# What is asked:
Copy out every record below with complete accuracy.

# Dataset extract:
>> Start

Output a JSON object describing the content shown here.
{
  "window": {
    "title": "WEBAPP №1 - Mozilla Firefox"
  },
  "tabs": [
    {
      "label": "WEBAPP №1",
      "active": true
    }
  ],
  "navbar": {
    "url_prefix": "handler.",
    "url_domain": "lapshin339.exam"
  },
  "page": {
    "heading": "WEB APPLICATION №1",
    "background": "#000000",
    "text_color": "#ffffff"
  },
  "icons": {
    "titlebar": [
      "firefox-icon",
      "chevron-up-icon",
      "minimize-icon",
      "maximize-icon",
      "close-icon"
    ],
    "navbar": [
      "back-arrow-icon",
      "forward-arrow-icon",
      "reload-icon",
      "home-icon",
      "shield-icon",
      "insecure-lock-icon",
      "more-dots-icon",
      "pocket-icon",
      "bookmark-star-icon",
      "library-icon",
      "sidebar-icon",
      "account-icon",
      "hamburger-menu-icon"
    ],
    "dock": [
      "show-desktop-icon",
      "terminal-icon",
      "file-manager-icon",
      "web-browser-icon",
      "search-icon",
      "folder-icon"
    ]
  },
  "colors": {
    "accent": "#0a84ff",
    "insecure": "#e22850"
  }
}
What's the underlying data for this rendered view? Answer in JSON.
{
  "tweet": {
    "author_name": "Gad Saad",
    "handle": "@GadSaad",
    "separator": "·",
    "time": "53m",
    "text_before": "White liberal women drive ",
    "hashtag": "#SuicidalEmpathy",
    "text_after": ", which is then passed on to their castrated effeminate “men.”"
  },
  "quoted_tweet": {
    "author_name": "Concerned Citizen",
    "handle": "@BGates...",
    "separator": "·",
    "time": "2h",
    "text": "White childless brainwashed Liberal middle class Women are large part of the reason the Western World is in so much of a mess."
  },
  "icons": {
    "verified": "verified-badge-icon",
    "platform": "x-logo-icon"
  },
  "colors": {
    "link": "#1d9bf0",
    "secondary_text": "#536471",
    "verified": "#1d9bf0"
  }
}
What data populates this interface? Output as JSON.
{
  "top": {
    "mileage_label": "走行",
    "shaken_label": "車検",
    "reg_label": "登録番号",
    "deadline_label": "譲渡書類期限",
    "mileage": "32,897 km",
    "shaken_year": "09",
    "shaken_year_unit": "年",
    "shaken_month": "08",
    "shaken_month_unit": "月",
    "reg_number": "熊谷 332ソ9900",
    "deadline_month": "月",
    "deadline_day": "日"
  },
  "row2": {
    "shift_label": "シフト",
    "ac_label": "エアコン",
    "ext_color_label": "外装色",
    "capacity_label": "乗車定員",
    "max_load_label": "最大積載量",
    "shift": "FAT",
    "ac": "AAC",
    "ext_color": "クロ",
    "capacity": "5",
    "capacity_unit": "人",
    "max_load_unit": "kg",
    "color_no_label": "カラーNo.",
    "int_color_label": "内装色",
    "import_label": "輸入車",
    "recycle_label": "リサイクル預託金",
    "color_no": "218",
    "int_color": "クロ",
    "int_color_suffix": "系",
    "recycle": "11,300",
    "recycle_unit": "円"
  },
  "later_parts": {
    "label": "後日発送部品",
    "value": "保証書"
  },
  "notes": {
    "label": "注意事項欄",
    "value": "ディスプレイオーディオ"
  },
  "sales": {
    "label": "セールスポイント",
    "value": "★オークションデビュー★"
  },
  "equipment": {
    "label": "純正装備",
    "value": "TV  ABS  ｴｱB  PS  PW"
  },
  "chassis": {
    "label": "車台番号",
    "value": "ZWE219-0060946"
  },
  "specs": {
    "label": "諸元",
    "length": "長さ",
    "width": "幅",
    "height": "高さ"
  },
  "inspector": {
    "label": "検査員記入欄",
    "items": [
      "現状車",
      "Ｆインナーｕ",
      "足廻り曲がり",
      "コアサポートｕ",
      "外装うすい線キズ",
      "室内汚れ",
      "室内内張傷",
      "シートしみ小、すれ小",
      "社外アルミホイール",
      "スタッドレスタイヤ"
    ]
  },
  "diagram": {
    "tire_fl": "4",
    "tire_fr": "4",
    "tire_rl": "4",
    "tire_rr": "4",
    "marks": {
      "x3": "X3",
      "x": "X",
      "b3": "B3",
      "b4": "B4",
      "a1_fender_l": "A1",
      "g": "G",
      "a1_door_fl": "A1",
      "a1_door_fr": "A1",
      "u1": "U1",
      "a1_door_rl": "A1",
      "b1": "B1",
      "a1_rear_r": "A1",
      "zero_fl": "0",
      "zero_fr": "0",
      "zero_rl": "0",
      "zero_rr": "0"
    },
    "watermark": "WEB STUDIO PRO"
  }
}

>> End

# Response to the task:
Output a JSON object describing the content shown here.
{
  "window": {
    "title": "WEBAPP №1 - Mozilla Firefox"
  },
  "tabs": [
    {
      "label": "WEBAPP №1",
      "active": true
    }
  ],
  "navbar": {
    "url_prefix": "handler.",
    "url_domain": "lapshin339.exam"
  },
  "page": {
    "heading": "WEB APPLICATION №1",
    "background": "#000000",
    "text_color": "#ffffff"
  },
  "icons": {
    "titlebar": [
      "firefox-icon",
      "chevron-up-icon",
      "minimize-icon",
      "maximize-icon",
      "close-icon"
    ],
    "navbar": [
      "back-arrow-icon",
      "forward-arrow-icon",
      "reload-icon",
      "home-icon",
      "shield-icon",
      "insecure-lock-icon",
      "more-dots-icon",
      "pocket-icon",
      "bookmark-star-icon",
      "library-icon",
      "sidebar-icon",
      "account-icon",
      "hamburger-menu-icon"
    ],
    "dock": [
      "show-desktop-icon",
      "terminal-icon",
      "file-manager-icon",
      "web-browser-icon",
      "search-icon",
      "folder-icon"
    ]
  },
  "colors": {
    "accent": "#0a84ff",
    "insecure": "#e22850"
  }
}
What's the underlying data for this rendered view? Answer in JSON.
{
  "tweet": {
    "author_name": "Gad Saad",
    "handle": "@GadSaad",
    "separator": "·",
    "time": "53m",
    "text_before": "White liberal women drive ",
    "hashtag": "#SuicidalEmpathy",
    "text_after": ", which is then passed on to their castrated effeminate “men.”"
  },
  "quoted_tweet": {
    "author_name": "Concerned Citizen",
    "handle": "@BGates...",
    "separator": "·",
    "time": "2h",
    "text": "White childless brainwashed Liberal middle class Women are large part of the reason the Western World is in so much of a mess."
  },
  "icons": {
    "verified": "verified-badge-icon",
    "platform": "x-logo-icon"
  },
  "colors": {
    "link": "#1d9bf0",
    "secondary_text": "#536471",
    "verified": "#1d9bf0"
  }
}
What data populates this interface? Output as JSON.
{
  "top": {
    "mileage_label": "走行",
    "shaken_label": "車検",
    "reg_label": "登録番号",
    "deadline_label": "譲渡書類期限",
    "mileage": "32,897 km",
    "shaken_year": "09",
    "shaken_year_unit": "年",
    "shaken_month": "08",
    "shaken_month_unit": "月",
    "reg_number": "熊谷 332ソ9900",
    "deadline_month": "月",
    "deadline_day": "日"
  },
  "row2": {
    "shift_label": "シフト",
    "ac_label": "エアコン",
    "ext_color_label": "外装色",
    "capacity_label": "乗車定員",
    "max_load_label": "最大積載量",
    "shift": "FAT",
    "ac": "AAC",
    "ext_color": "クロ",
    "capacity": "5",
    "capacity_unit": "人",
    "max_load_unit": "kg",
    "color_no_label": "カラーNo.",
    "int_color_label": "内装色",
    "import_label": "輸入車",
    "recycle_label": "リサイクル預託金",
    "color_no": "218",
    "int_color": "クロ",
    "int_color_suffix": "系",
    "recycle": "11,300",
    "recycle_unit": "円"
  },
  "later_parts": {
    "label": "後日発送部品",
    "value": "保証書"
  },
  "notes": {
    "label": "注意事項欄",
    "value": "ディスプレイオーディオ"
  },
  "sales": {
    "label": "セールスポイント",
    "value": "★オークションデビュー★"
  },
  "equipment": {
    "label": "純正装備",
    "value": "TV  ABS  ｴｱB  PS  PW"
  },
  "chassis": {
    "label": "車台番号",
    "value": "ZWE219-0060946"
  },
  "specs": {
    "label": "諸元",
    "length": "長さ",
    "width": "幅",
    "height": "高さ"
  },
  "inspector": {
    "label": "検査員記入欄",
    "items": [
      "現状車",
      "Ｆインナーｕ",
      "足廻り曲がり",
      "コアサポートｕ",
      "外装うすい線キズ",
      "室内汚れ",
      "室内内張傷",
      "シートしみ小、すれ小",
      "社外アルミホイール",
      "スタッドレスタイヤ"
    ]
  },
  "diagram": {
    "tire_fl": "4",
    "tire_fr": "4",
    "tire_rl": "4",
    "tire_rr": "4",
    "marks": {
      "x3": "X3",
      "x": "X",
      "b3": "B3",
      "b4": "B4",
      "a1_fender_l": "A1",
      "g": "G",
      "a1_door_fl": "A1",
      "a1_door_fr": "A1",
      "u1": "U1",
      "a1_door_rl": "A1",
      "b1": "B1",
      "a1_rear_r": "A1",
      "zero_fl": "0",
      "zero_fr": "0",
      "zero_rl": "0",
      "zero_rr": "0"
    },
    "watermark": "WEB STUDIO PRO"
  }
}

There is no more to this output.